### WORK INSTRUCTIONS
Please repeat all of the listing exactly.

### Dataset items
- - -
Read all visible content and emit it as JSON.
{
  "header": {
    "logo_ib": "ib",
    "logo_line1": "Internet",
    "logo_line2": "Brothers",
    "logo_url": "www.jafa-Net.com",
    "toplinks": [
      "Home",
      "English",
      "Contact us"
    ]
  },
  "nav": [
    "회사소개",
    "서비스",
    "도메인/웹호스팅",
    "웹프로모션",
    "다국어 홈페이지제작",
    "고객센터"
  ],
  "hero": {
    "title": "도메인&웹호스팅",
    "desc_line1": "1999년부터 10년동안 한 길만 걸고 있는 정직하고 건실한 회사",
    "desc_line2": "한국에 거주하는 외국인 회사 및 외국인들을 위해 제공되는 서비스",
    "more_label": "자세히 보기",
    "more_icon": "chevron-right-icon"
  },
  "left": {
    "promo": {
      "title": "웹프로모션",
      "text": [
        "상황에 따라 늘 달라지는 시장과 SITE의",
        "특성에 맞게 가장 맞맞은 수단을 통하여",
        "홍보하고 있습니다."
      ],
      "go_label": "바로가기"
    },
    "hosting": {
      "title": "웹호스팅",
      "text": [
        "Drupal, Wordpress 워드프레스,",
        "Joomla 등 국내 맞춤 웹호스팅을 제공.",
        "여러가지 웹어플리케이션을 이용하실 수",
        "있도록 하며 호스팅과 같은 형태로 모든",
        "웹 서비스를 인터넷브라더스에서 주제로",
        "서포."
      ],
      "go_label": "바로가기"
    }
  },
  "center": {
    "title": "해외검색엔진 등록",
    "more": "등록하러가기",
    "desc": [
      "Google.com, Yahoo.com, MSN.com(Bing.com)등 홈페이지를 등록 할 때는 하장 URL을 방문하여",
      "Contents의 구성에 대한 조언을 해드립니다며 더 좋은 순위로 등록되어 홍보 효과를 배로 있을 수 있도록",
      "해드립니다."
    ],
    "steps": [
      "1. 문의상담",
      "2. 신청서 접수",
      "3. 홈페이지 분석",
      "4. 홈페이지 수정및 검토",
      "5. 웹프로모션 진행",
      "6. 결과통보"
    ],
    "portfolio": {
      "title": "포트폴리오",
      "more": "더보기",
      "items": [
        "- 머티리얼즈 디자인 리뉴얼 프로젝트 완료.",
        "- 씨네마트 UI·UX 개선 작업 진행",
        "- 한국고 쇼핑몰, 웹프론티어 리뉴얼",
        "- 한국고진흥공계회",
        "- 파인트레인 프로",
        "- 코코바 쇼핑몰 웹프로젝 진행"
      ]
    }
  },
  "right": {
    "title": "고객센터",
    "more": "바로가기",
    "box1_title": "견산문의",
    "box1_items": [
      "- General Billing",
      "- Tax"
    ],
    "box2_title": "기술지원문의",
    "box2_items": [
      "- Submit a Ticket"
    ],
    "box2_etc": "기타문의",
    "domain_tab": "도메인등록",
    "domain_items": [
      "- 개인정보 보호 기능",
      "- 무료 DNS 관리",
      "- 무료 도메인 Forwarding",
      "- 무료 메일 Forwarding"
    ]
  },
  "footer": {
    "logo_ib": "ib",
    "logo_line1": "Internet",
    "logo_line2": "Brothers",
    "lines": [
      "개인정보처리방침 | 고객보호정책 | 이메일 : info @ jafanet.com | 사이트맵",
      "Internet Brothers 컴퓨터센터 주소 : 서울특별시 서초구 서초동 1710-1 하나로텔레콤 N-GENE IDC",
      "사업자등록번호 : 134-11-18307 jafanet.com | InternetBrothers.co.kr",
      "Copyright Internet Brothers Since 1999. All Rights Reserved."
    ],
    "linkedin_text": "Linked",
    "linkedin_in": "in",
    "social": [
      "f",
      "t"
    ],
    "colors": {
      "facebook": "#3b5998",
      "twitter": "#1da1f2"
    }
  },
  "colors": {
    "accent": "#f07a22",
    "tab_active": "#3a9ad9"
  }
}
- - -
### THE SOLUTION
Read all visible content and emit it as JSON.
{
  "header": {
    "logo_ib": "ib",
    "logo_line1": "Internet",
    "logo_line2": "Brothers",
    "logo_url": "www.jafa-Net.com",
    "toplinks": [
      "Home",
      "English",
      "Contact us"
    ]
  },
  "nav": [
    "회사소개",
    "서비스",
    "도메인/웹호스팅",
    "웹프로모션",
    "다국어 홈페이지제작",
    "고객센터"
  ],
  "hero": {
    "title": "도메인&웹호스팅",
    "desc_line1": "1999년부터 10년동안 한 길만 걸고 있는 정직하고 건실한 회사",
    "desc_line2": "한국에 거주하는 외국인 회사 및 외국인들을 위해 제공되는 서비스",
    "more_label": "자세히 보기",
    "more_icon": "chevron-right-icon"
  },
  "left": {
    "promo": {
      "title": "웹프로모션",
      "text": [
        "상황에 따라 늘 달라지는 시장과 SITE의",
        "특성에 맞게 가장 맞맞은 수단을 통하여",
        "홍보하고 있습니다."
      ],
      "go_label": "바로가기"
    },
    "hosting": {
      "title": "웹호스팅",
      "text": [
        "Drupal, Wordpress 워드프레스,",
        "Joomla 등 국내 맞춤 웹호스팅을 제공.",
        "여러가지 웹어플리케이션을 이용하실 수",
        "있도록 하며 호스팅과 같은 형태로 모든",
        "웹 서비스를 인터넷브라더스에서 주제로",
        "서포."
      ],
      "go_label": "바로가기"
    }
  },
  "center": {
    "title": "해외검색엔진 등록",
    "more": "등록하러가기",
    "desc": [
      "Google.com, Yahoo.com, MSN.com(Bing.com)등 홈페이지를 등록 할 때는 하장 URL을 방문하여",
      "Contents의 구성에 대한 조언을 해드립니다며 더 좋은 순위로 등록되어 홍보 효과를 배로 있을 수 있도록",
      "해드립니다."
    ],
    "steps": [
      "1. 문의상담",
      "2. 신청서 접수",
      "3. 홈페이지 분석",
      "4. 홈페이지 수정및 검토",
      "5. 웹프로모션 진행",
      "6. 결과통보"
    ],
    "portfolio": {
      "title": "포트폴리오",
      "more": "더보기",
      "items": [
        "- 머티리얼즈 디자인 리뉴얼 프로젝트 완료.",
        "- 씨네마트 UI·UX 개선 작업 진행",
        "- 한국고 쇼핑몰, 웹프론티어 리뉴얼",
        "- 한국고진흥공계회",
        "- 파인트레인 프로",
        "- 코코바 쇼핑몰 웹프로젝 진행"
      ]
    }
  },
  "right": {
    "title": "고객센터",
    "more": "바로가기",
    "box1_title": "견산문의",
    "box1_items": [
      "- General Billing",
      "- Tax"
    ],
    "box2_title": "기술지원문의",
    "box2_items": [
      "- Submit a Ticket"
    ],
    "box2_etc": "기타문의",
    "domain_tab": "도메인등록",
    "domain_items": [
      "- 개인정보 보호 기능",
      "- 무료 DNS 관리",
      "- 무료 도메인 Forwarding",
      "- 무료 메일 Forwarding"
    ]
  },
  "footer": {
    "logo_ib": "ib",
    "logo_line1": "Internet",
    "logo_line2": "Brothers",
    "lines": [
      "개인정보처리방침 | 고객보호정책 | 이메일 : info @ jafanet.com | 사이트맵",
      "Internet Brothers 컴퓨터센터 주소 : 서울특별시 서초구 서초동 1710-1 하나로텔레콤 N-GENE IDC",
      "사업자등록번호 : 134-11-18307 jafanet.com | InternetBrothers.co.kr",
      "Copyright Internet Brothers Since 1999. All Rights Reserved."
    ],
    "linkedin_text": "Linked",
    "linkedin_in": "in",
    "social": [
      "f",
      "t"
    ],
    "colors": {
      "facebook": "#3b5998",
      "twitter": "#1da1f2"
    }
  },
  "colors": {
    "accent": "#f07a22",
    "tab_active": "#3a9ad9"
  }
}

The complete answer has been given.